(Stored data entries)
+===+

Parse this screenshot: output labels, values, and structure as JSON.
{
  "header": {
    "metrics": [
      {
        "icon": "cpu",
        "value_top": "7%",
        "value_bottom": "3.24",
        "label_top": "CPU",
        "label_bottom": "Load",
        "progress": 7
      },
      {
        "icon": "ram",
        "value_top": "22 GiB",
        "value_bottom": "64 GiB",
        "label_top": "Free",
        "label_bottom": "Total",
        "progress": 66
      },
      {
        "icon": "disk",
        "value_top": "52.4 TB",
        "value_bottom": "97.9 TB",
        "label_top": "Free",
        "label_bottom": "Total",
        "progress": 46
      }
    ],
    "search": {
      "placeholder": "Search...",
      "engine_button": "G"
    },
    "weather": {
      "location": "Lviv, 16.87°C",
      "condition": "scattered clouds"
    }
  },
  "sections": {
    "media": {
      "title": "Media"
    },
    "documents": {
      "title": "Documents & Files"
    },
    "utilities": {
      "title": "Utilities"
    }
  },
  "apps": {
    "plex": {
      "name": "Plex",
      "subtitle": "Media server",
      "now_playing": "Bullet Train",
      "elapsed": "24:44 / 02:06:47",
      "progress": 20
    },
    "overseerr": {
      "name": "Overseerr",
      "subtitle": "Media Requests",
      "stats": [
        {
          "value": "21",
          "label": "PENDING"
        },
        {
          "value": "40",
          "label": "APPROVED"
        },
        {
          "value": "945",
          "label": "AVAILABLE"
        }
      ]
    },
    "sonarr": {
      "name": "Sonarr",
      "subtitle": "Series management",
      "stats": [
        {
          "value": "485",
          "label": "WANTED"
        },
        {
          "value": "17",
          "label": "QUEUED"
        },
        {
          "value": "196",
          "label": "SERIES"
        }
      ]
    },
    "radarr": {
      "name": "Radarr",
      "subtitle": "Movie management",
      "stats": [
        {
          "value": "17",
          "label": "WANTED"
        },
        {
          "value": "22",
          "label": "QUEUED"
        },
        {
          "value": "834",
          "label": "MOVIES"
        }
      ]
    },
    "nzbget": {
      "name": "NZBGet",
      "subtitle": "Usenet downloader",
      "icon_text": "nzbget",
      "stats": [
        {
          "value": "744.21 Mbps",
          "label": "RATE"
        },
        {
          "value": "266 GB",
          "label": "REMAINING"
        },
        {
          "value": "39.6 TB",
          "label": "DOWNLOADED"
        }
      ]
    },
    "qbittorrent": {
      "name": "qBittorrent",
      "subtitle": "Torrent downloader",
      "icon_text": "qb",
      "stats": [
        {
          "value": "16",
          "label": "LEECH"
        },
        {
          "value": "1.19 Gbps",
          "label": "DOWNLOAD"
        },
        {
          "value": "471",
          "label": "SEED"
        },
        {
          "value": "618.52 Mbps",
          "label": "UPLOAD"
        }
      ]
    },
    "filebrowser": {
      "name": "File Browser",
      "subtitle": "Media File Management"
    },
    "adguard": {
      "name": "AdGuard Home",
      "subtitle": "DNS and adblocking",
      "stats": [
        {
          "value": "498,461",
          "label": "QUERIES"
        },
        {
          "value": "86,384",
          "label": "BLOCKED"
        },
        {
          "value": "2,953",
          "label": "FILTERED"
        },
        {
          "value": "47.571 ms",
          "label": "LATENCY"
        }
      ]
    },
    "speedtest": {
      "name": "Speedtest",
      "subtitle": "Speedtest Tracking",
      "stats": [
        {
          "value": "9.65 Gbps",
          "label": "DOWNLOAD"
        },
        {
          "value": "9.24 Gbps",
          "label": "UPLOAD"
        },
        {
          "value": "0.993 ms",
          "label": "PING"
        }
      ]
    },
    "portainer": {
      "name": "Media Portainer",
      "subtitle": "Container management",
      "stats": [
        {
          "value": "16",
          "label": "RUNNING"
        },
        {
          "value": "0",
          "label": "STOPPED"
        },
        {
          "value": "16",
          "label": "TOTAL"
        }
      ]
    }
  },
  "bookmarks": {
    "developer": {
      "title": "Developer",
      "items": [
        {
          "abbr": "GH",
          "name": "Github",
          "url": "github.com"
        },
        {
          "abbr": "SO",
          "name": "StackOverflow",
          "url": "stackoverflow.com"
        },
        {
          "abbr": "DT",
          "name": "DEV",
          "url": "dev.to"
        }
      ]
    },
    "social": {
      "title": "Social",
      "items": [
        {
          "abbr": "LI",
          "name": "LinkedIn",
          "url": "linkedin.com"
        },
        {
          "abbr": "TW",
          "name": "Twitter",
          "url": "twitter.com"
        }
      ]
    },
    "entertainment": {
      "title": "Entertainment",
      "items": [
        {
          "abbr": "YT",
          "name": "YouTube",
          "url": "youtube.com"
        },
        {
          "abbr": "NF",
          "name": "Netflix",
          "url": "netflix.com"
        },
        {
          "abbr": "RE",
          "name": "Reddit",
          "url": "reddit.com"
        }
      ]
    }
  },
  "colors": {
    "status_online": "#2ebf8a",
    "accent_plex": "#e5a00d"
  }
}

+===+

Your task is to output the full set of records exactly as presented.

Parse this screenshot: output labels, values, and structure as JSON.
{
  "header": {
    "metrics": [
      {
        "icon": "cpu",
        "value_top": "7%",
        "value_bottom": "3.24",
        "label_top": "CPU",
        "label_bottom": "Load",
        "progress": 7
      },
      {
        "icon": "ram",
        "value_top": "22 GiB",
        "value_bottom": "64 GiB",
        "label_top": "Free",
        "label_bottom": "Total",
        "progress": 66
      },
      {
        "icon": "disk",
        "value_top": "52.4 TB",
        "value_bottom": "97.9 TB",
        "label_top": "Free",
        "label_bottom": "Total",
        "progress": 46
      }
    ],
    "search": {
      "placeholder": "Search...",
      "engine_button": "G"
    },
    "weather": {
      "location": "Lviv, 16.87°C",
      "condition": "scattered clouds"
    }
  },
  "sections": {
    "media": {
      "title": "Media"
    },
    "documents": {
      "title": "Documents & Files"
    },
    "utilities": {
      "title": "Utilities"
    }
  },
  "apps": {
    "plex": {
      "name": "Plex",
      "subtitle": "Media server",
      "now_playing": "Bullet Train",
      "elapsed": "24:44 / 02:06:47",
      "progress": 20
    },
    "overseerr": {
      "name": "Overseerr",
      "subtitle": "Media Requests",
      "stats": [
        {
          "value": "21",
          "label": "PENDING"
        },
        {
          "value": "40",
          "label": "APPROVED"
        },
        {
          "value": "945",
          "label": "AVAILABLE"
        }
      ]
    },
    "sonarr": {
      "name": "Sonarr",
      "subtitle": "Series management",
      "stats": [
        {
          "value": "485",
          "label": "WANTED"
        },
        {
          "value": "17",
          "label": "QUEUED"
        },
        {
          "value": "196",
          "label": "SERIES"
        }
      ]
    },
    "radarr": {
      "name": "Radarr",
      "subtitle": "Movie management",
      "stats": [
        {
          "value": "17",
          "label": "WANTED"
        },
        {
          "value": "22",
          "label": "QUEUED"
        },
        {
          "value": "834",
          "label": "MOVIES"
        }
      ]
    },
    "nzbget": {
      "name": "NZBGet",
      "subtitle": "Usenet downloader",
      "icon_text": "nzbget",
      "stats": [
        {
          "value": "744.21 Mbps",
          "label": "RATE"
        },
        {
          "value": "266 GB",
          "label": "REMAINING"
        },
        {
          "value": "39.6 TB",
          "label": "DOWNLOADED"
        }
      ]
    },
    "qbittorrent": {
      "name": "qBittorrent",
      "subtitle": "Torrent downloader",
      "icon_text": "qb",
      "stats": [
        {
          "value": "16",
          "label": "LEECH"
        },
        {
          "value": "1.19 Gbps",
          "label": "DOWNLOAD"
        },
        {
          "value": "471",
          "label": "SEED"
        },
        {
          "value": "618.52 Mbps",
          "label": "UPLOAD"
        }
      ]
    },
    "filebrowser": {
      "name": "File Browser",
      "subtitle": "Media File Management"
    },
    "adguard": {
      "name": "AdGuard Home",
      "subtitle": "DNS and adblocking",
      "stats": [
        {
          "value": "498,461",
          "label": "QUERIES"
        },
        {
          "value": "86,384",
          "label": "BLOCKED"
        },
        {
          "value": "2,953",
          "label": "FILTERED"
        },
        {
          "value": "47.571 ms",
          "label": "LATENCY"
        }
      ]
    },
    "speedtest": {
      "name": "Speedtest",
      "subtitle": "Speedtest Tracking",
      "stats": [
        {
          "value": "9.65 Gbps",
          "label": "DOWNLOAD"
        },
        {
          "value": "9.24 Gbps",
          "label": "UPLOAD"
        },
        {
          "value": "0.993 ms",
          "label": "PING"
        }
      ]
    },
    "portainer": {
      "name": "Media Portainer",
      "subtitle": "Container management",
      "stats": [
        {
          "value": "16",
          "label": "RUNNING"
        },
        {
          "value": "0",
          "label": "STOPPED"
        },
        {
          "value": "16",
          "label": "TOTAL"
        }
      ]
    }
  },
  "bookmarks": {
    "developer": {
      "title": "Developer",
      "items": [
        {
          "abbr": "GH",
          "name": "Github",
          "url": "github.com"
        },
        {
          "abbr": "SO",
          "name": "StackOverflow",
          "url": "stackoverflow.com"
        },
        {
          "abbr": "DT",
          "name": "DEV",
          "url": "dev.to"
        }
      ]
    },
    "social": {
      "title": "Social",
      "items": [
        {
          "abbr": "LI",
          "name": "LinkedIn",
          "url": "linkedin.com"
        },
        {
          "abbr": "TW",
          "name": "Twitter",
          "url": "twitter.com"
        }
      ]
    },
    "entertainment": {
      "title": "Entertainment",
      "items": [
        {
          "abbr": "YT",
          "name": "YouTube",
          "url": "youtube.com"
        },
        {
          "abbr": "NF",
          "name": "Netflix",
          "url": "netflix.com"
        },
        {
          "abbr": "RE",
          "name": "Reddit",
          "url": "reddit.com"
        }
      ]
    }
  },
  "colors": {
    "status_online": "#2ebf8a",
    "accent_plex": "#e5a00d"
  }
}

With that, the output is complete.